What the task asks » The records below must be copied in full; omit the images.

□ □ □ □

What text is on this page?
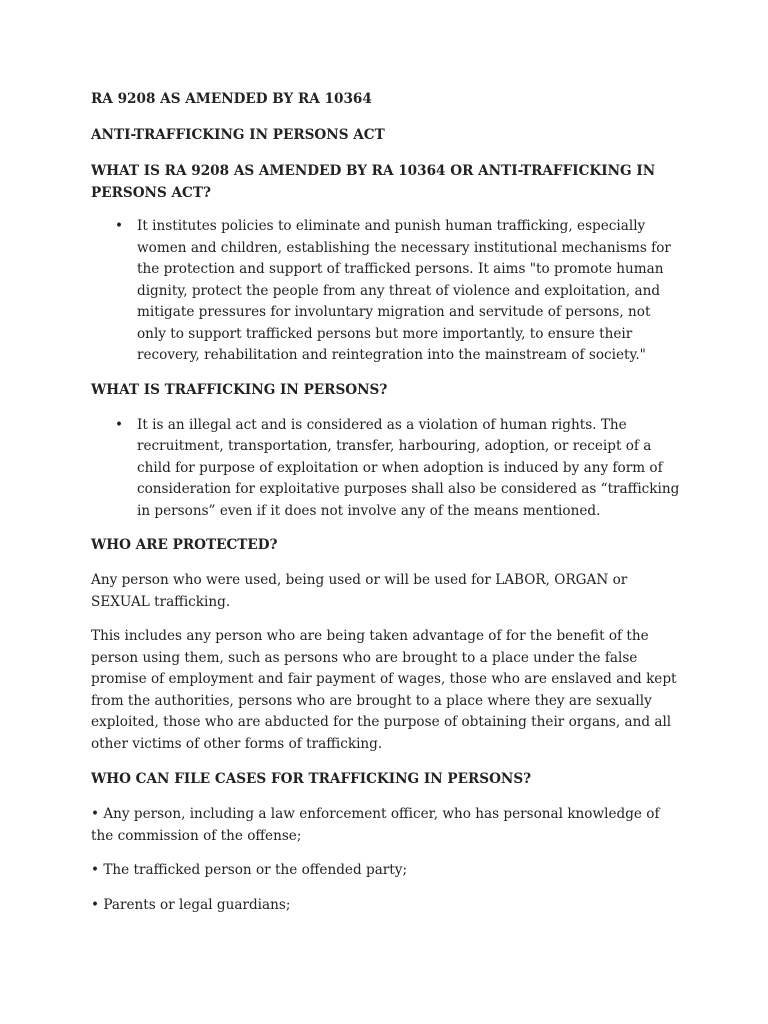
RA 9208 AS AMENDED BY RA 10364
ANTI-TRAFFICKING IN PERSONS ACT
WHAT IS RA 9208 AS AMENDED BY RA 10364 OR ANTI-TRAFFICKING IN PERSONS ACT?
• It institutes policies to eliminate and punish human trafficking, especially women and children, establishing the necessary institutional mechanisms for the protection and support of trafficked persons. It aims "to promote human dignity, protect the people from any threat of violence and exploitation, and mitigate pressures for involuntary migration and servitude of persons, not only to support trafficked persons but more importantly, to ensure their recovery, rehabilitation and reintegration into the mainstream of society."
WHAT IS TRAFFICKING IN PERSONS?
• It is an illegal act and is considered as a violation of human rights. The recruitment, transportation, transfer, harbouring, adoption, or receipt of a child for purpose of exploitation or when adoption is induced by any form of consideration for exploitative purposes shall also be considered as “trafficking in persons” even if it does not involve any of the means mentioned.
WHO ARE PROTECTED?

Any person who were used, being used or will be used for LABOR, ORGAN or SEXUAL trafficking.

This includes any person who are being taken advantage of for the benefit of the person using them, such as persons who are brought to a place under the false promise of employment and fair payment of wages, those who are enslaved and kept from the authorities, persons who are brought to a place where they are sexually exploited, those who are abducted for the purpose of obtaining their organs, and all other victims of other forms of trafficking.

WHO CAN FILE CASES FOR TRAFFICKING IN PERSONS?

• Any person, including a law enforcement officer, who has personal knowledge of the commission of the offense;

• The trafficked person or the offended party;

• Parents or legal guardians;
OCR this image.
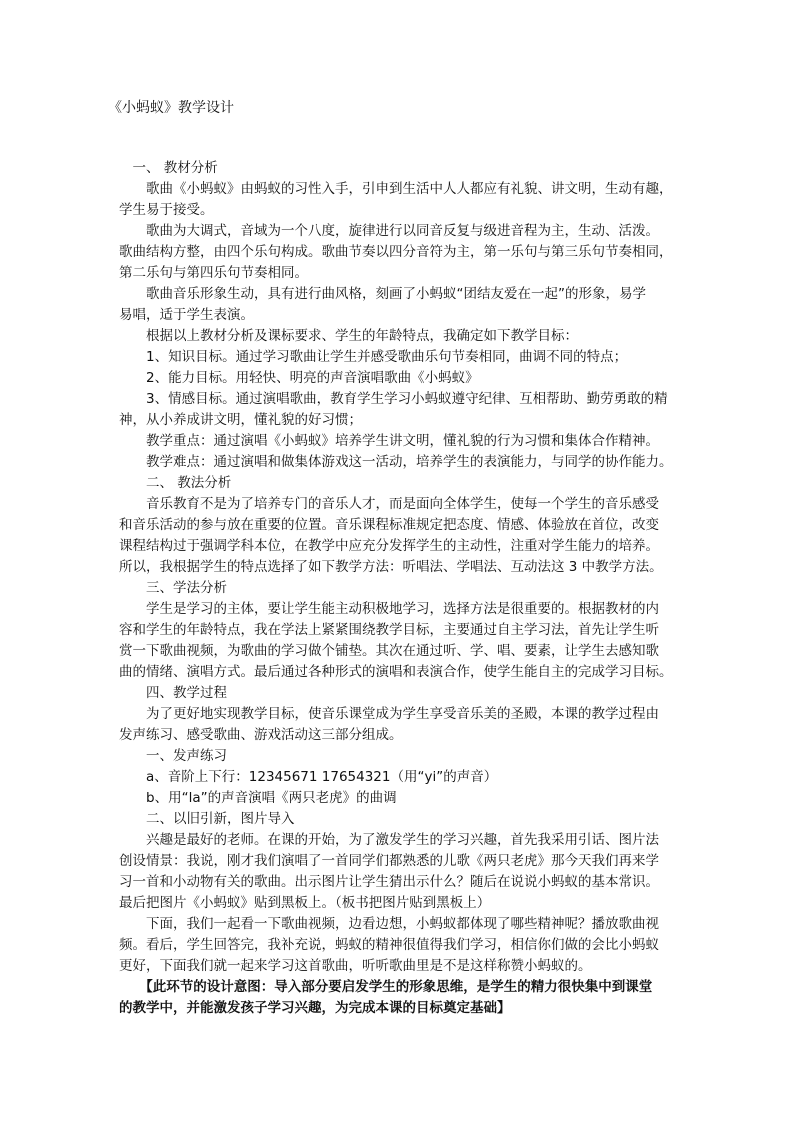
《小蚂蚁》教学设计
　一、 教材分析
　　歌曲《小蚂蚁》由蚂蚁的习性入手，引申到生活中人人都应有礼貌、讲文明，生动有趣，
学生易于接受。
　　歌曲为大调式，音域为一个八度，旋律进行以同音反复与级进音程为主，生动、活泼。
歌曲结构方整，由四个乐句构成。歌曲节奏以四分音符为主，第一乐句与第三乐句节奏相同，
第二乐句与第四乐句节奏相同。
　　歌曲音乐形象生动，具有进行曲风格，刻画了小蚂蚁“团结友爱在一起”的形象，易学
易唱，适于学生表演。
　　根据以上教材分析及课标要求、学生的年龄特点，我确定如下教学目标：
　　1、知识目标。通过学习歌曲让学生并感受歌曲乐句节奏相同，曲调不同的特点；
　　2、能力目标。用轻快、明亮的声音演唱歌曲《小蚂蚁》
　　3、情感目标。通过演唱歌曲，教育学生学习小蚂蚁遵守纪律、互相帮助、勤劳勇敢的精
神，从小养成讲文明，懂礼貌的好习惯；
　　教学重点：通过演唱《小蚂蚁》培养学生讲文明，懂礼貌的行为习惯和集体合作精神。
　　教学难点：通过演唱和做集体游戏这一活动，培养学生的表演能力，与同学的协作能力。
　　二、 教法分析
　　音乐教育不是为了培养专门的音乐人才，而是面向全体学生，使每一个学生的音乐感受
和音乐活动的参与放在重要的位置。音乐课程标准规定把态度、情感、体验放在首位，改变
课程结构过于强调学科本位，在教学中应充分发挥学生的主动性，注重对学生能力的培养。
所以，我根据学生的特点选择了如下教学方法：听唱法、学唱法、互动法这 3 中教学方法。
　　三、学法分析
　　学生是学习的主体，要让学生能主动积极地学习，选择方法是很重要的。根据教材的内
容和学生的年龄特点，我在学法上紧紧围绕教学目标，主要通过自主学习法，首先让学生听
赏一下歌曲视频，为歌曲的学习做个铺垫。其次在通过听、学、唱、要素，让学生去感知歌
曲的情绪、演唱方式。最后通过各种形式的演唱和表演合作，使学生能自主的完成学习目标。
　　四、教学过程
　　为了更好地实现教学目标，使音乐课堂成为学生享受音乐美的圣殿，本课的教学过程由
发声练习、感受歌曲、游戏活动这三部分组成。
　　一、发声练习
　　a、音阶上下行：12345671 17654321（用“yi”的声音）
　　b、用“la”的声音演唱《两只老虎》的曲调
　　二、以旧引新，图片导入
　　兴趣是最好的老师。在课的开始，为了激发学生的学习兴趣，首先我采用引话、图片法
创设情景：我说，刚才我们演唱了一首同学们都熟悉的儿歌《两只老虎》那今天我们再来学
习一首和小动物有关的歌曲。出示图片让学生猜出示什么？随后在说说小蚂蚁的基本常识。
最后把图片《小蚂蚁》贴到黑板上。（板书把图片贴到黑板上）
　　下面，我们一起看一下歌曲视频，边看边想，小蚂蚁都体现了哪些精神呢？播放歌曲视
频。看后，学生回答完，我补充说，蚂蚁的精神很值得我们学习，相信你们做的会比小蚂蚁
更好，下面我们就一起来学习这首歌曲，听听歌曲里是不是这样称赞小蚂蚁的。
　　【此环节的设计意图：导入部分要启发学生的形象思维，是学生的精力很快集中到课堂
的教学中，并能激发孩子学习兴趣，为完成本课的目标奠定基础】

□ □ □ □

Output for this task »
What text is on this page?
RA 9208 AS AMENDED BY RA 10364
ANTI-TRAFFICKING IN PERSONS ACT
WHAT IS RA 9208 AS AMENDED BY RA 10364 OR ANTI-TRAFFICKING IN PERSONS ACT?
• It institutes policies to eliminate and punish human trafficking, especially women and children, establishing the necessary institutional mechanisms for the protection and support of trafficked persons. It aims "to promote human dignity, protect the people from any threat of violence and exploitation, and mitigate pressures for involuntary migration and servitude of persons, not only to support trafficked persons but more importantly, to ensure their recovery, rehabilitation and reintegration into the mainstream of society."
WHAT IS TRAFFICKING IN PERSONS?
• It is an illegal act and is considered as a violation of human rights. The recruitment, transportation, transfer, harbouring, adoption, or receipt of a child for purpose of exploitation or when adoption is induced by any form of consideration for exploitative purposes shall also be considered as “trafficking in persons” even if it does not involve any of the means mentioned.
WHO ARE PROTECTED?

Any person who were used, being used or will be used for LABOR, ORGAN or SEXUAL trafficking.

This includes any person who are being taken advantage of for the benefit of the person using them, such as persons who are brought to a place under the false promise of employment and fair payment of wages, those who are enslaved and kept from the authorities, persons who are brought to a place where they are sexually exploited, those who are abducted for the purpose of obtaining their organs, and all other victims of other forms of trafficking.

WHO CAN FILE CASES FOR TRAFFICKING IN PERSONS?

• Any person, including a law enforcement officer, who has personal knowledge of the commission of the offense;

• The trafficked person or the offended party;

• Parents or legal guardians;
OCR this image.
《小蚂蚁》教学设计
　一、 教材分析
　　歌曲《小蚂蚁》由蚂蚁的习性入手，引申到生活中人人都应有礼貌、讲文明，生动有趣，
学生易于接受。
　　歌曲为大调式，音域为一个八度，旋律进行以同音反复与级进音程为主，生动、活泼。
歌曲结构方整，由四个乐句构成。歌曲节奏以四分音符为主，第一乐句与第三乐句节奏相同，
第二乐句与第四乐句节奏相同。
　　歌曲音乐形象生动，具有进行曲风格，刻画了小蚂蚁“团结友爱在一起”的形象，易学
易唱，适于学生表演。
　　根据以上教材分析及课标要求、学生的年龄特点，我确定如下教学目标：
　　1、知识目标。通过学习歌曲让学生并感受歌曲乐句节奏相同，曲调不同的特点；
　　2、能力目标。用轻快、明亮的声音演唱歌曲《小蚂蚁》
　　3、情感目标。通过演唱歌曲，教育学生学习小蚂蚁遵守纪律、互相帮助、勤劳勇敢的精
神，从小养成讲文明，懂礼貌的好习惯；
　　教学重点：通过演唱《小蚂蚁》培养学生讲文明，懂礼貌的行为习惯和集体合作精神。
　　教学难点：通过演唱和做集体游戏这一活动，培养学生的表演能力，与同学的协作能力。
　　二、 教法分析
　　音乐教育不是为了培养专门的音乐人才，而是面向全体学生，使每一个学生的音乐感受
和音乐活动的参与放在重要的位置。音乐课程标准规定把态度、情感、体验放在首位，改变
课程结构过于强调学科本位，在教学中应充分发挥学生的主动性，注重对学生能力的培养。
所以，我根据学生的特点选择了如下教学方法：听唱法、学唱法、互动法这 3 中教学方法。
　　三、学法分析
　　学生是学习的主体，要让学生能主动积极地学习，选择方法是很重要的。根据教材的内
容和学生的年龄特点，我在学法上紧紧围绕教学目标，主要通过自主学习法，首先让学生听
赏一下歌曲视频，为歌曲的学习做个铺垫。其次在通过听、学、唱、要素，让学生去感知歌
曲的情绪、演唱方式。最后通过各种形式的演唱和表演合作，使学生能自主的完成学习目标。
　　四、教学过程
　　为了更好地实现教学目标，使音乐课堂成为学生享受音乐美的圣殿，本课的教学过程由
发声练习、感受歌曲、游戏活动这三部分组成。
　　一、发声练习
　　a、音阶上下行：12345671 17654321（用“yi”的声音）
　　b、用“la”的声音演唱《两只老虎》的曲调
　　二、以旧引新，图片导入
　　兴趣是最好的老师。在课的开始，为了激发学生的学习兴趣，首先我采用引话、图片法
创设情景：我说，刚才我们演唱了一首同学们都熟悉的儿歌《两只老虎》那今天我们再来学
习一首和小动物有关的歌曲。出示图片让学生猜出示什么？随后在说说小蚂蚁的基本常识。
最后把图片《小蚂蚁》贴到黑板上。（板书把图片贴到黑板上）
　　下面，我们一起看一下歌曲视频，边看边想，小蚂蚁都体现了哪些精神呢？播放歌曲视
频。看后，学生回答完，我补充说，蚂蚁的精神很值得我们学习，相信你们做的会比小蚂蚁
更好，下面我们就一起来学习这首歌曲，听听歌曲里是不是这样称赞小蚂蚁的。
　　【此环节的设计意图：导入部分要启发学生的形象思维，是学生的精力很快集中到课堂
的教学中，并能激发孩子学习兴趣，为完成本课的目标奠定基础】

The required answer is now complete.